GOAL
For the data below, report the number of lines that contain the string "classe" and nothing else.

[Extracted data entries]

┄┄┄┄┄┄┄┄┄┄

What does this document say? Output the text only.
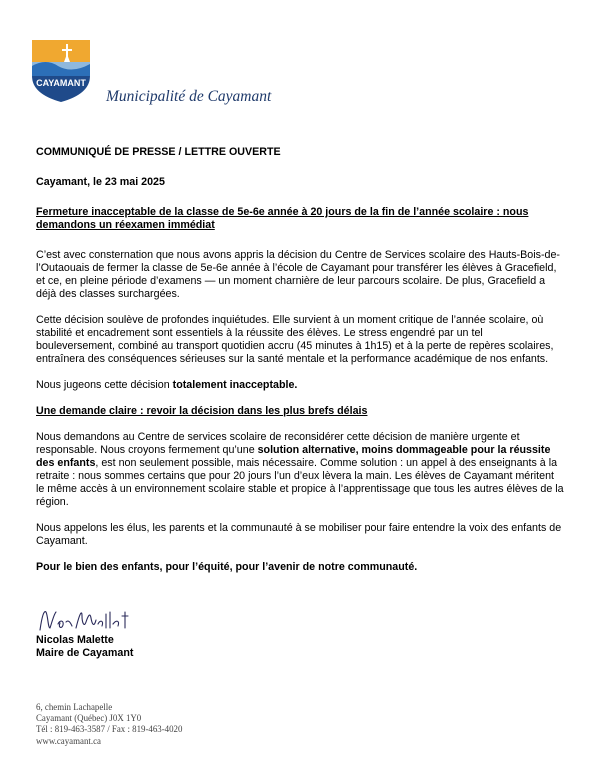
CAYAMANT
Municipalité de Cayamant

COMMUNIQUÉ DE PRESSE / LETTRE OUVERTE

Cayamant, le 23 mai 2025

Fermeture inacceptable de la classe de 5e-6e année à 20 jours de la fin de l’année scolaire : nous demandons un réexamen immédiat

C’est avec consternation que nous avons appris la décision du Centre de Services scolaire des Hauts-Bois-de-l’Outaouais de fermer la classe de 5e-6e année à l’école de Cayamant pour transférer les élèves à Gracefield, et ce, en pleine période d’examens — un moment charnière de leur parcours scolaire. De plus, Gracefield a déjà des classes surchargées.

Cette décision soulève de profondes inquiétudes. Elle survient à un moment critique de l’année scolaire, où stabilité et encadrement sont essentiels à la réussite des élèves. Le stress engendré par un tel bouleversement, combiné au transport quotidien accru (45 minutes à 1h15) et à la perte de repères scolaires, entraînera des conséquences sérieuses sur la santé mentale et la performance académique de nos enfants.

Nous jugeons cette décision totalement inacceptable.

Une demande claire : revoir la décision dans les plus brefs délais

Nous demandons au Centre de services scolaire de reconsidérer cette décision de manière urgente et responsable. Nous croyons fermement qu’une solution alternative, moins dommageable pour la réussite des enfants, est non seulement possible, mais nécessaire. Comme solution : un appel à des enseignants à la retraite : nous sommes certains que pour 20 jours l’un d’eux lèvera la main. Les élèves de Cayamant méritent le même accès à un environnement scolaire stable et propice à l’apprentissage que tous les autres élèves de la région.

Nous appelons les élus, les parents et la communauté à se mobiliser pour faire entendre la voix des enfants de Cayamant.

Pour le bien des enfants, pour l’équité, pour l’avenir de notre communauté.

Nicolas Malette
Maire de Cayamant
6, chemin Lachapelle
Cayamant (Québec) J0X 1Y0
Tél : 819-463-3587 / Fax : 819-463-4020
www.cayamant.ca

┄┄┄┄┄┄┄┄┄┄

COMPLETE ANSWER
2